TASK: Write out the listing below in full and exactly, leaving out every picture.

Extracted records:
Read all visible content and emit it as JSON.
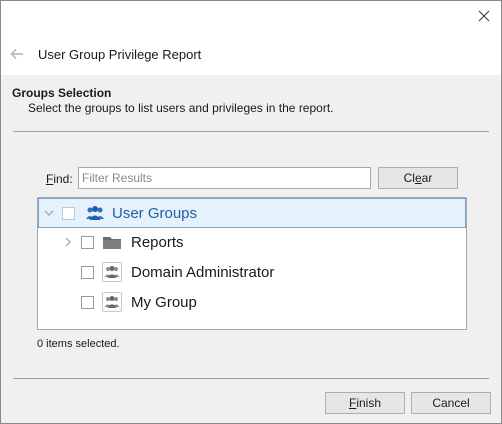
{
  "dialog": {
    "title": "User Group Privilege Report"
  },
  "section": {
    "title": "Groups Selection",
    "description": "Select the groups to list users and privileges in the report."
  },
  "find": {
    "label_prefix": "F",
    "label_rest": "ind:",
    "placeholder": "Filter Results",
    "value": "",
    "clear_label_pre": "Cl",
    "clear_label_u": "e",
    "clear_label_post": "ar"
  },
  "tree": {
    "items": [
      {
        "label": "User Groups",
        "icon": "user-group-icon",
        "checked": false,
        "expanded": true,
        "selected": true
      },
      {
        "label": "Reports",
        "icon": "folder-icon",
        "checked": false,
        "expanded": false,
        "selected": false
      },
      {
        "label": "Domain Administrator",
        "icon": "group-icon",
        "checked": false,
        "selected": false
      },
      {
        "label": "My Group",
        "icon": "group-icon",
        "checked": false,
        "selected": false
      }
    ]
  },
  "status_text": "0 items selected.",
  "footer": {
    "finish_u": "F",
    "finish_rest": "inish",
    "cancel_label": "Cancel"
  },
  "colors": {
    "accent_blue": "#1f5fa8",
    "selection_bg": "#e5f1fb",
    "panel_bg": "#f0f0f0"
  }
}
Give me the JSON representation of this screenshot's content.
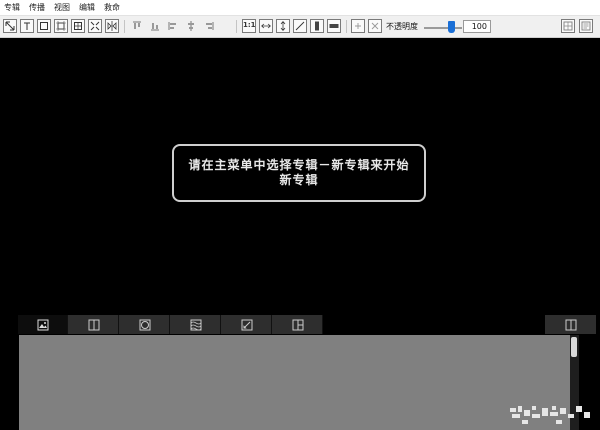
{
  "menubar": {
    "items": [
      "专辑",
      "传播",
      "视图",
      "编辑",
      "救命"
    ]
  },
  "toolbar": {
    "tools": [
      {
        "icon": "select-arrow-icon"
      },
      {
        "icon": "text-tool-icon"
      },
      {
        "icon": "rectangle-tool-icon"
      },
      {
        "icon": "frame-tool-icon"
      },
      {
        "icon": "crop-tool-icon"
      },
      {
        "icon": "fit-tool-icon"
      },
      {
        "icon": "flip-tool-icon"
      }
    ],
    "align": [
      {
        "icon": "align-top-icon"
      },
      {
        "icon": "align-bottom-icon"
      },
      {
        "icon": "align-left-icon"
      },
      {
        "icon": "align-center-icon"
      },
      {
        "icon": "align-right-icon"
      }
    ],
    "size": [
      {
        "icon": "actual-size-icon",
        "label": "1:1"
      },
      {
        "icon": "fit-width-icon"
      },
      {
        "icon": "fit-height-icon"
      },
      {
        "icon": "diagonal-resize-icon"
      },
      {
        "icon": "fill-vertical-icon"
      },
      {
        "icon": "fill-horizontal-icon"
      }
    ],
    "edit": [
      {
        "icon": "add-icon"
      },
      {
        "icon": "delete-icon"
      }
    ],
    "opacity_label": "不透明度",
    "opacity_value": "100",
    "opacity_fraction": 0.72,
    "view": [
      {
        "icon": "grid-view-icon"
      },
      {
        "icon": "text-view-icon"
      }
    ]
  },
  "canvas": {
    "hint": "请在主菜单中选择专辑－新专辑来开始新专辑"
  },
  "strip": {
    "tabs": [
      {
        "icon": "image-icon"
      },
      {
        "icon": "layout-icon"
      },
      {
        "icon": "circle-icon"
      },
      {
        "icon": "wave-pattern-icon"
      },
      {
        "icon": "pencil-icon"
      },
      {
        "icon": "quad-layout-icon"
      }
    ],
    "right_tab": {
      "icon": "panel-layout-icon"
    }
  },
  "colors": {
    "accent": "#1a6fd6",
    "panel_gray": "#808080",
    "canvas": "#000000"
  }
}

REPLY TO THE TASK:
Read all visible content and emit it as JSON.
{
  "dialog": {
    "title": "User Group Privilege Report"
  },
  "section": {
    "title": "Groups Selection",
    "description": "Select the groups to list users and privileges in the report."
  },
  "find": {
    "label_prefix": "F",
    "label_rest": "ind:",
    "placeholder": "Filter Results",
    "value": "",
    "clear_label_pre": "Cl",
    "clear_label_u": "e",
    "clear_label_post": "ar"
  },
  "tree": {
    "items": [
      {
        "label": "User Groups",
        "icon": "user-group-icon",
        "checked": false,
        "expanded": true,
        "selected": true
      },
      {
        "label": "Reports",
        "icon": "folder-icon",
        "checked": false,
        "expanded": false,
        "selected": false
      },
      {
        "label": "Domain Administrator",
        "icon": "group-icon",
        "checked": false,
        "selected": false
      },
      {
        "label": "My Group",
        "icon": "group-icon",
        "checked": false,
        "selected": false
      }
    ]
  },
  "status_text": "0 items selected.",
  "footer": {
    "finish_u": "F",
    "finish_rest": "inish",
    "cancel_label": "Cancel"
  },
  "colors": {
    "accent_blue": "#1f5fa8",
    "selection_bg": "#e5f1fb",
    "panel_bg": "#f0f0f0"
  }
}
Give me the JSON representation of this screenshot's content.
{
  "menubar": {
    "items": [
      "专辑",
      "传播",
      "视图",
      "编辑",
      "救命"
    ]
  },
  "toolbar": {
    "tools": [
      {
        "icon": "select-arrow-icon"
      },
      {
        "icon": "text-tool-icon"
      },
      {
        "icon": "rectangle-tool-icon"
      },
      {
        "icon": "frame-tool-icon"
      },
      {
        "icon": "crop-tool-icon"
      },
      {
        "icon": "fit-tool-icon"
      },
      {
        "icon": "flip-tool-icon"
      }
    ],
    "align": [
      {
        "icon": "align-top-icon"
      },
      {
        "icon": "align-bottom-icon"
      },
      {
        "icon": "align-left-icon"
      },
      {
        "icon": "align-center-icon"
      },
      {
        "icon": "align-right-icon"
      }
    ],
    "size": [
      {
        "icon": "actual-size-icon",
        "label": "1:1"
      },
      {
        "icon": "fit-width-icon"
      },
      {
        "icon": "fit-height-icon"
      },
      {
        "icon": "diagonal-resize-icon"
      },
      {
        "icon": "fill-vertical-icon"
      },
      {
        "icon": "fill-horizontal-icon"
      }
    ],
    "edit": [
      {
        "icon": "add-icon"
      },
      {
        "icon": "delete-icon"
      }
    ],
    "opacity_label": "不透明度",
    "opacity_value": "100",
    "opacity_fraction": 0.72,
    "view": [
      {
        "icon": "grid-view-icon"
      },
      {
        "icon": "text-view-icon"
      }
    ]
  },
  "canvas": {
    "hint": "请在主菜单中选择专辑－新专辑来开始新专辑"
  },
  "strip": {
    "tabs": [
      {
        "icon": "image-icon"
      },
      {
        "icon": "layout-icon"
      },
      {
        "icon": "circle-icon"
      },
      {
        "icon": "wave-pattern-icon"
      },
      {
        "icon": "pencil-icon"
      },
      {
        "icon": "quad-layout-icon"
      }
    ],
    "right_tab": {
      "icon": "panel-layout-icon"
    }
  },
  "colors": {
    "accent": "#1a6fd6",
    "panel_gray": "#808080",
    "canvas": "#000000"
  }
}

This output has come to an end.